Requirements - Of the lines in the entries below, state how many hold the word "Water". Say nothing else.

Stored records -
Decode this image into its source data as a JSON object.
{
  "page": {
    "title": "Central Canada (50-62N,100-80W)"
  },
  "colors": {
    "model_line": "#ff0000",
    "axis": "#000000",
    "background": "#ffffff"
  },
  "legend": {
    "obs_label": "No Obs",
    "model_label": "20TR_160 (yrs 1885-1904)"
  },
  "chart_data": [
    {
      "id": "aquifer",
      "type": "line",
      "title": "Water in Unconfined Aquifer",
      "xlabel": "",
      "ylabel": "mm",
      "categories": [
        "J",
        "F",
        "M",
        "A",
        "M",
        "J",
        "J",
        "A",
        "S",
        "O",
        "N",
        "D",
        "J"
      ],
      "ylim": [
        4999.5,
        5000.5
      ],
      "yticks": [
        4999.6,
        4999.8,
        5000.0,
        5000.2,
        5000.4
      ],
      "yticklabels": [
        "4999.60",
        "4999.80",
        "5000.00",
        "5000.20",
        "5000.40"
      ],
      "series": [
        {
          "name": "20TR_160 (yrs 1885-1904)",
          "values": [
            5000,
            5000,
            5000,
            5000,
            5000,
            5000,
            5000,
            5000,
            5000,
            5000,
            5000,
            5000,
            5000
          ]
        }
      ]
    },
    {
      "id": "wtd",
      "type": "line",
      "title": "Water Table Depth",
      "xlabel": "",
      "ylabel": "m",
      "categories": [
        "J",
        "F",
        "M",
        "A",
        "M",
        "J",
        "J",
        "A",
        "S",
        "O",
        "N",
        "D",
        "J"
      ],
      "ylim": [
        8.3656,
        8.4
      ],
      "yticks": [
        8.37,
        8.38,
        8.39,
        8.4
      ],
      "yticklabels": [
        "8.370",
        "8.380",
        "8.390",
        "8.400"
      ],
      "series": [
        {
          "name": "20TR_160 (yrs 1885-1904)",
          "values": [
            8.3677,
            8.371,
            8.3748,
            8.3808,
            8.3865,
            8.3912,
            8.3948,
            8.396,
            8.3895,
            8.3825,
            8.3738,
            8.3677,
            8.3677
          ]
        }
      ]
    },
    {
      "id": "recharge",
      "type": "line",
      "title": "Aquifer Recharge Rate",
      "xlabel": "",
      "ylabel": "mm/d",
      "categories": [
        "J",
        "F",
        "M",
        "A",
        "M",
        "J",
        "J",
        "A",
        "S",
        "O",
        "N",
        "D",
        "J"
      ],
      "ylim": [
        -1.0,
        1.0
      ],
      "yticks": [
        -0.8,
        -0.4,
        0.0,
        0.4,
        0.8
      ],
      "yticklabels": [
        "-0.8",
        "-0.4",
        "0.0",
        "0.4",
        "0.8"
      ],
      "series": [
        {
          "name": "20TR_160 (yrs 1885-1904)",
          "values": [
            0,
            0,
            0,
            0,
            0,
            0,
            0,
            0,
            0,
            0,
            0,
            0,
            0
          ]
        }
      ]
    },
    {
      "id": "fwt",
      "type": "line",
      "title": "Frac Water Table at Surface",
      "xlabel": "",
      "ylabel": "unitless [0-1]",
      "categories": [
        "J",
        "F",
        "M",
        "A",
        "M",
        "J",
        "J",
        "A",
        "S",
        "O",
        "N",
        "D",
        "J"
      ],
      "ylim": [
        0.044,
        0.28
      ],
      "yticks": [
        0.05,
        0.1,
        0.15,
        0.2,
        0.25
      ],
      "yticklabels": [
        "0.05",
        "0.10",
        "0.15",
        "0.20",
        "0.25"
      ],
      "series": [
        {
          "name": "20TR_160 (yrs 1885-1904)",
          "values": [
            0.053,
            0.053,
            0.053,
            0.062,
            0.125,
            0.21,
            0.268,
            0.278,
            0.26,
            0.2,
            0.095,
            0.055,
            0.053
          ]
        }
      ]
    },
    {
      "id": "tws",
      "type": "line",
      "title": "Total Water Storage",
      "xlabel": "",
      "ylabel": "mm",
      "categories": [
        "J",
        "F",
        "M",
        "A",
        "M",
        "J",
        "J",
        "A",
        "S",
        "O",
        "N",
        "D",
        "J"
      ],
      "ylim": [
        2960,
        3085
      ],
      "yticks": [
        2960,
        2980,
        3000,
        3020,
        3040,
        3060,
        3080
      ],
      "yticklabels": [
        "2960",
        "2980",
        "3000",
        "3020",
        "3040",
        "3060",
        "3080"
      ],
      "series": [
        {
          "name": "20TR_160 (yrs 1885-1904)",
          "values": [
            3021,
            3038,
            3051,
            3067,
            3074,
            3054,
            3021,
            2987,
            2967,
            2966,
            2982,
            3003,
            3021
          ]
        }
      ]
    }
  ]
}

Result - 4